THE EXERCISE:
Your task is to filter the data below down to the lines holding "đang".

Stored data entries
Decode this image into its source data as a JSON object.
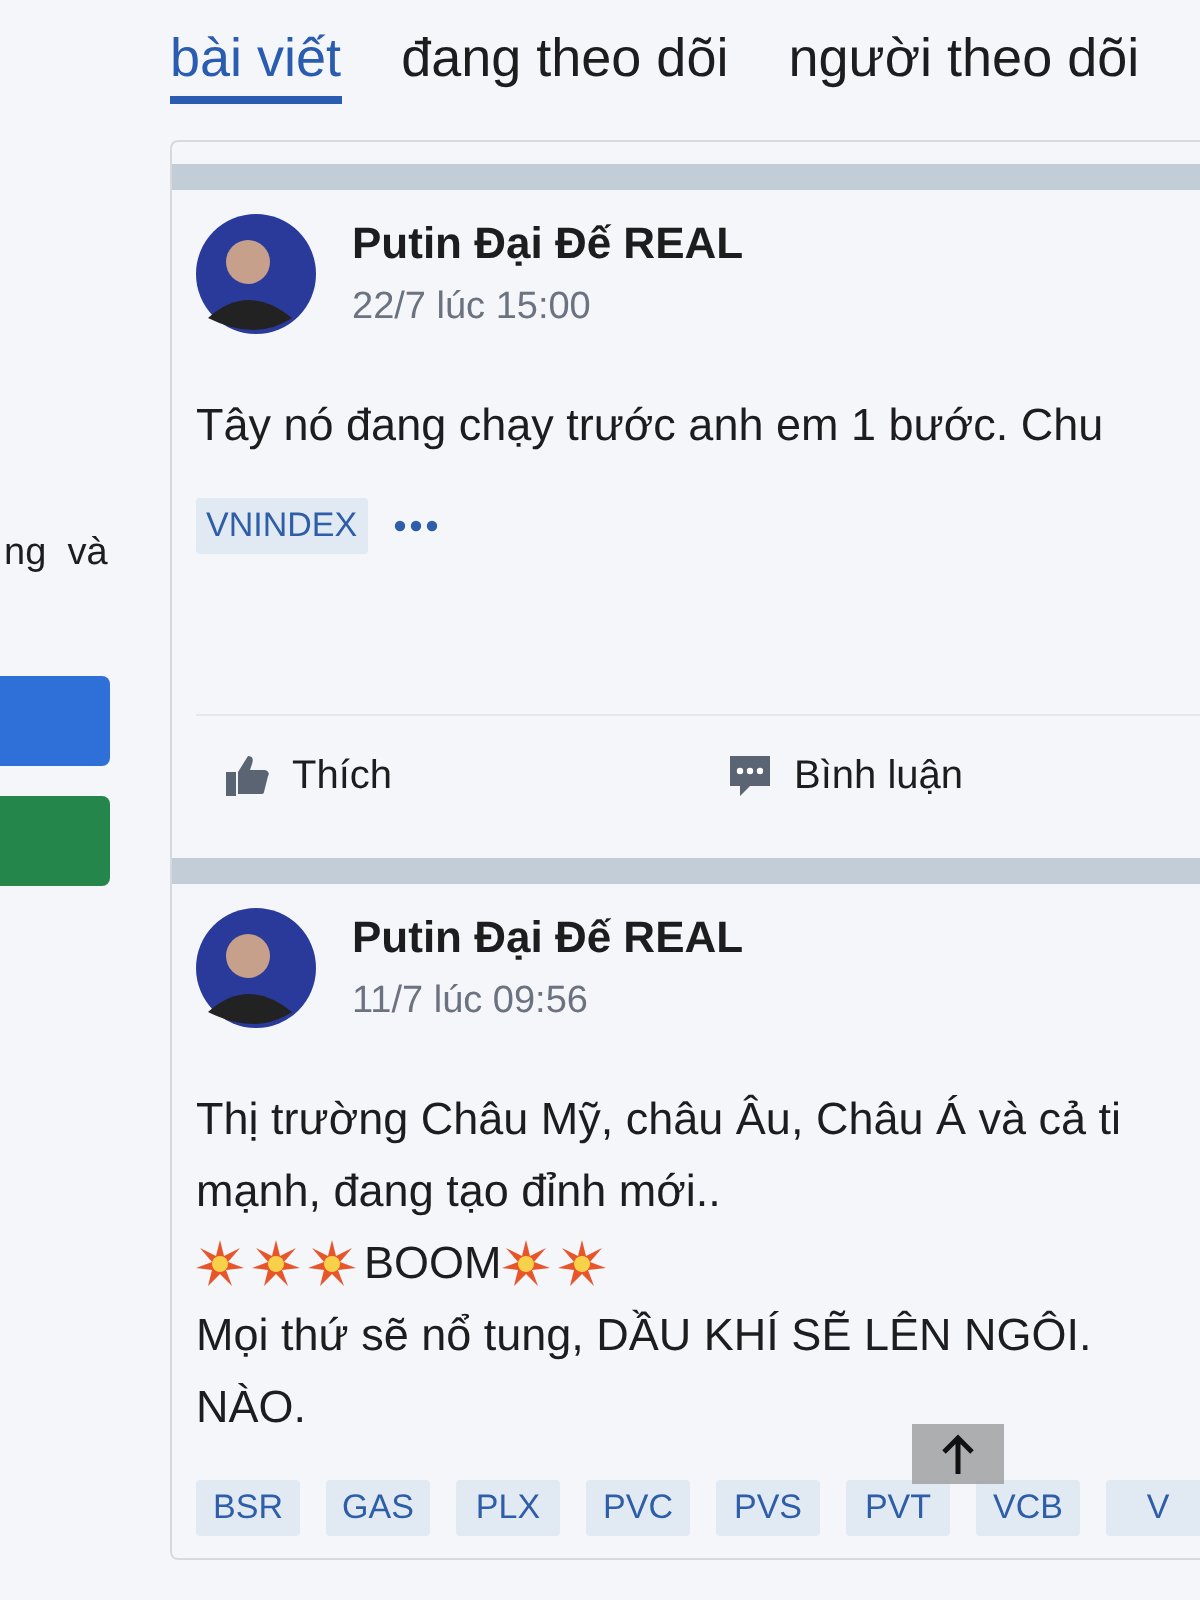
{
  "side": {
    "text": "ng  và",
    "buttons": [
      {
        "color": "#2f6fd8"
      },
      {
        "color": "#24864a"
      }
    ]
  },
  "tabs": [
    {
      "label": "bài viết",
      "selected": true
    },
    {
      "label": "đang theo dõi",
      "selected": false
    },
    {
      "label": "người theo dõi",
      "selected": false
    }
  ],
  "posts": [
    {
      "author": "Putin Đại Đế REAL",
      "time": "22/7 lúc 15:00",
      "lines": [
        [
          {
            "kind": "text",
            "text": "Tây nó đang chạy trước anh em 1 bước. Chu"
          }
        ]
      ],
      "tags": [
        "VNINDEX"
      ],
      "more": true,
      "actions": [
        "Thích",
        "Bình luận"
      ]
    },
    {
      "author": "Putin Đại Đế REAL",
      "time": "11/7 lúc 09:56",
      "lines": [
        [
          {
            "kind": "text",
            "text": "Thị trường Châu Mỹ, châu Âu, Châu Á và cả ti"
          }
        ],
        [
          {
            "kind": "text",
            "text": "mạnh, đang tạo đỉnh mới.."
          }
        ],
        [
          {
            "kind": "burst"
          },
          {
            "kind": "burst"
          },
          {
            "kind": "burst"
          },
          {
            "kind": "text",
            "text": "BOOM"
          },
          {
            "kind": "burst"
          },
          {
            "kind": "burst"
          }
        ],
        [
          {
            "kind": "text",
            "text": "Mọi thứ sẽ nổ tung, DẦU KHÍ SẼ LÊN NGÔI."
          }
        ],
        [
          {
            "kind": "text",
            "text": "NÀO."
          }
        ]
      ],
      "tags": [
        "BSR",
        "GAS",
        "PLX",
        "PVC",
        "PVS",
        "PVT",
        "VCB",
        "V"
      ]
    }
  ]
}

WRITTEN SOLUTION:
      "label": "đang theo dõi",
            "text": "Tây nó đang chạy trước anh em 1 bước. Chu"
            "text": "mạnh, đang tạo đỉnh mới.."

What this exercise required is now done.